◆ Exercise instructions
Give the number of lines in the records below that include "Total", and nothing more.

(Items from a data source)
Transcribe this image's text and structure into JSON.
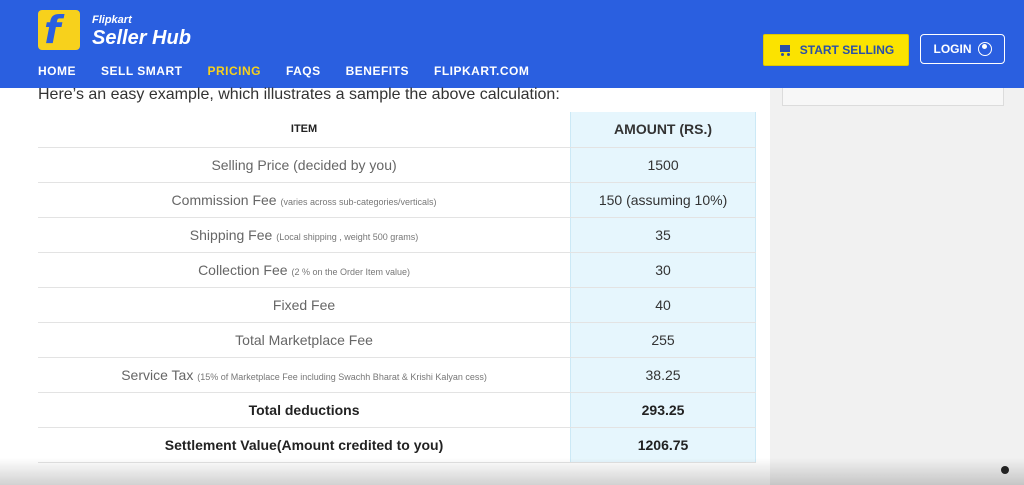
{
  "brand": {
    "small": "Flipkart",
    "big": "Seller Hub",
    "icon": "flipkart-logo-icon"
  },
  "nav": [
    "HOME",
    "SELL SMART",
    "PRICING",
    "FAQS",
    "BENEFITS",
    "FLIPKART.COM"
  ],
  "active_nav": "PRICING",
  "buttons": {
    "start_selling": "START SELLING",
    "login": "LOGIN"
  },
  "intro": "Here’s an easy example, which illustrates a sample the above calculation:",
  "table": {
    "headers": {
      "item": "ITEM",
      "amount": "AMOUNT (RS.)"
    },
    "rows": [
      {
        "item": "Selling Price (decided by you)",
        "note": "",
        "amount": "1500"
      },
      {
        "item": "Commission Fee",
        "note": "(varies across sub-categories/verticals)",
        "amount": "150 (assuming 10%)"
      },
      {
        "item": "Shipping Fee",
        "note": "(Local shipping , weight 500 grams)",
        "amount": "35"
      },
      {
        "item": "Collection Fee",
        "note": "(2 % on the Order Item value)",
        "amount": "30"
      },
      {
        "item": "Fixed Fee",
        "note": "",
        "amount": "40"
      },
      {
        "item": "Total Marketplace Fee",
        "note": "",
        "amount": "255"
      },
      {
        "item": "Service Tax",
        "note": "(15% of Marketplace Fee including Swachh Bharat & Krishi Kalyan cess)",
        "amount": "38.25"
      },
      {
        "item": "Total deductions",
        "note": "",
        "amount": "293.25"
      },
      {
        "item": "Settlement Value(Amount credited to you)",
        "note": "",
        "amount": "1206.75"
      }
    ]
  },
  "colors": {
    "header": "#2a5fe0",
    "accent": "#f7d11c",
    "amount_col": "#e6f6fd"
  }
}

◆ Answer to this task
2